### Exercise task
Lines holding the string "암호화된" are the ones to copy; find them all in the data.

### Exercise materials
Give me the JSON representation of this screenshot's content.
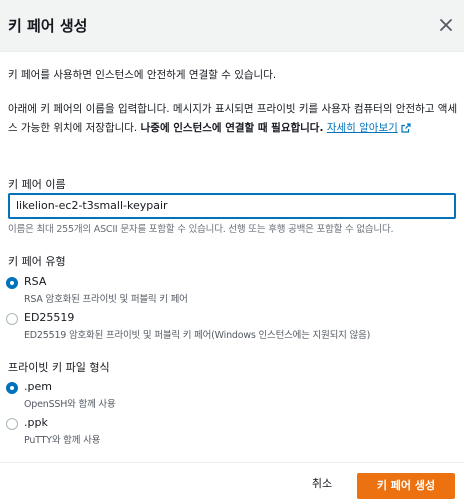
{
  "dialog": {
    "title": "키 페어 생성"
  },
  "description": {
    "line1": "키 페어를 사용하면 인스턴스에 안전하게 연결할 수 있습니다.",
    "line2_part1": "아래에 키 페어의 이름을 입력합니다. 메시지가 표시되면 프라이빗 키를 사용자 컴퓨터의 안전하고 액세스 가능한 위치에 저장합니다.",
    "line2_bold": "나중에 인스턴스에 연결할 때 필요합니다.",
    "learn_more": "자세히 알아보기"
  },
  "key_name": {
    "label": "키 페어 이름",
    "value": "likelion-ec2-t3small-keypair",
    "hint": "이름은 최대 255개의 ASCII 문자를 포함할 수 있습니다. 선행 또는 후행 공백은 포함할 수 없습니다."
  },
  "key_type": {
    "label": "키 페어 유형",
    "options": [
      {
        "label": "RSA",
        "sub": "RSA 암호화된 프라이빗 및 퍼블릭 키 페어",
        "checked": true
      },
      {
        "label": "ED25519",
        "sub": "ED25519 암호화된 프라이빗 및 퍼블릭 키 페어(Windows 인스턴스에는 지원되지 않음)",
        "checked": false
      }
    ]
  },
  "file_format": {
    "label": "프라이빗 키 파일 형식",
    "options": [
      {
        "label": ".pem",
        "sub": "OpenSSH와 함께 사용",
        "checked": true
      },
      {
        "label": ".ppk",
        "sub": "PuTTY와 함께 사용",
        "checked": false
      }
    ]
  },
  "footer": {
    "cancel_label": "취소",
    "create_label": "키 페어 생성"
  },
  "colors": {
    "accent": "#0073bb",
    "primary_button": "#ec7211",
    "header_bg": "#f2f3f3"
  }
}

### Output for this exercise
        "sub": "RSA 암호화된 프라이빗 및 퍼블릭 키 페어",
        "sub": "ED25519 암호화된 프라이빗 및 퍼블릭 키 페어(Windows 인스턴스에는 지원되지 않음)",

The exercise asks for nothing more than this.